— Task prompt —
Retype every entry word for word.
------------------------------------
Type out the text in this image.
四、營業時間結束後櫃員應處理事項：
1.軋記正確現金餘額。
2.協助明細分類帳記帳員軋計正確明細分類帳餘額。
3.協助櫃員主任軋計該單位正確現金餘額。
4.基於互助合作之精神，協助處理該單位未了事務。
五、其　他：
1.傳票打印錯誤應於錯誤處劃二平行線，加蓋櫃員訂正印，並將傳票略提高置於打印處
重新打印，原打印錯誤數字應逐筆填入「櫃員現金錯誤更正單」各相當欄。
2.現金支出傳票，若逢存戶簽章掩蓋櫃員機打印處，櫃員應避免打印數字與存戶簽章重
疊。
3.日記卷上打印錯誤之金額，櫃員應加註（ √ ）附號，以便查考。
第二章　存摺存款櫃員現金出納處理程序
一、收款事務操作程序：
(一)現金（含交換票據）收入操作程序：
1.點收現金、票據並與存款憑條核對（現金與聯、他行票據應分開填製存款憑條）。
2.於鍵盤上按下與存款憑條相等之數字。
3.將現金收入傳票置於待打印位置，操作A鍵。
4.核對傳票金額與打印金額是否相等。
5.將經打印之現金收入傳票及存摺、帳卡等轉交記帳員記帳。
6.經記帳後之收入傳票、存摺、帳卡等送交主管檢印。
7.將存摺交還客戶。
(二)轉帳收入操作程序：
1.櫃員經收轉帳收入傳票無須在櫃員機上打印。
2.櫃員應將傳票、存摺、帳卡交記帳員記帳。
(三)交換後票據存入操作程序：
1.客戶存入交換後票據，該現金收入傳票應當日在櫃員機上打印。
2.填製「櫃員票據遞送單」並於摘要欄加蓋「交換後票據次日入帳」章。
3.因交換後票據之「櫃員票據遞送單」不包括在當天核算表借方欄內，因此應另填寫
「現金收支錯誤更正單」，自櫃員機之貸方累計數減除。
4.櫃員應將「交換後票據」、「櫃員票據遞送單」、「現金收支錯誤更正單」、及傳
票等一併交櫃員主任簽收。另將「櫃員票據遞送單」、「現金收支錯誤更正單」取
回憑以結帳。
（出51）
------------------------------------
— Reply to the exercise —
Type out the text in this image.
四、營業時間結束後櫃員應處理事項：
1.軋記正確現金餘額。
2.協助明細分類帳記帳員軋計正確明細分類帳餘額。
3.協助櫃員主任軋計該單位正確現金餘額。
4.基於互助合作之精神，協助處理該單位未了事務。
五、其　他：
1.傳票打印錯誤應於錯誤處劃二平行線，加蓋櫃員訂正印，並將傳票略提高置於打印處
重新打印，原打印錯誤數字應逐筆填入「櫃員現金錯誤更正單」各相當欄。
2.現金支出傳票，若逢存戶簽章掩蓋櫃員機打印處，櫃員應避免打印數字與存戶簽章重
疊。
3.日記卷上打印錯誤之金額，櫃員應加註（ √ ）附號，以便查考。
第二章　存摺存款櫃員現金出納處理程序
一、收款事務操作程序：
(一)現金（含交換票據）收入操作程序：
1.點收現金、票據並與存款憑條核對（現金與聯、他行票據應分開填製存款憑條）。
2.於鍵盤上按下與存款憑條相等之數字。
3.將現金收入傳票置於待打印位置，操作A鍵。
4.核對傳票金額與打印金額是否相等。
5.將經打印之現金收入傳票及存摺、帳卡等轉交記帳員記帳。
6.經記帳後之收入傳票、存摺、帳卡等送交主管檢印。
7.將存摺交還客戶。
(二)轉帳收入操作程序：
1.櫃員經收轉帳收入傳票無須在櫃員機上打印。
2.櫃員應將傳票、存摺、帳卡交記帳員記帳。
(三)交換後票據存入操作程序：
1.客戶存入交換後票據，該現金收入傳票應當日在櫃員機上打印。
2.填製「櫃員票據遞送單」並於摘要欄加蓋「交換後票據次日入帳」章。
3.因交換後票據之「櫃員票據遞送單」不包括在當天核算表借方欄內，因此應另填寫
「現金收支錯誤更正單」，自櫃員機之貸方累計數減除。
4.櫃員應將「交換後票據」、「櫃員票據遞送單」、「現金收支錯誤更正單」、及傳
票等一併交櫃員主任簽收。另將「櫃員票據遞送單」、「現金收支錯誤更正單」取
回憑以結帳。
（出51）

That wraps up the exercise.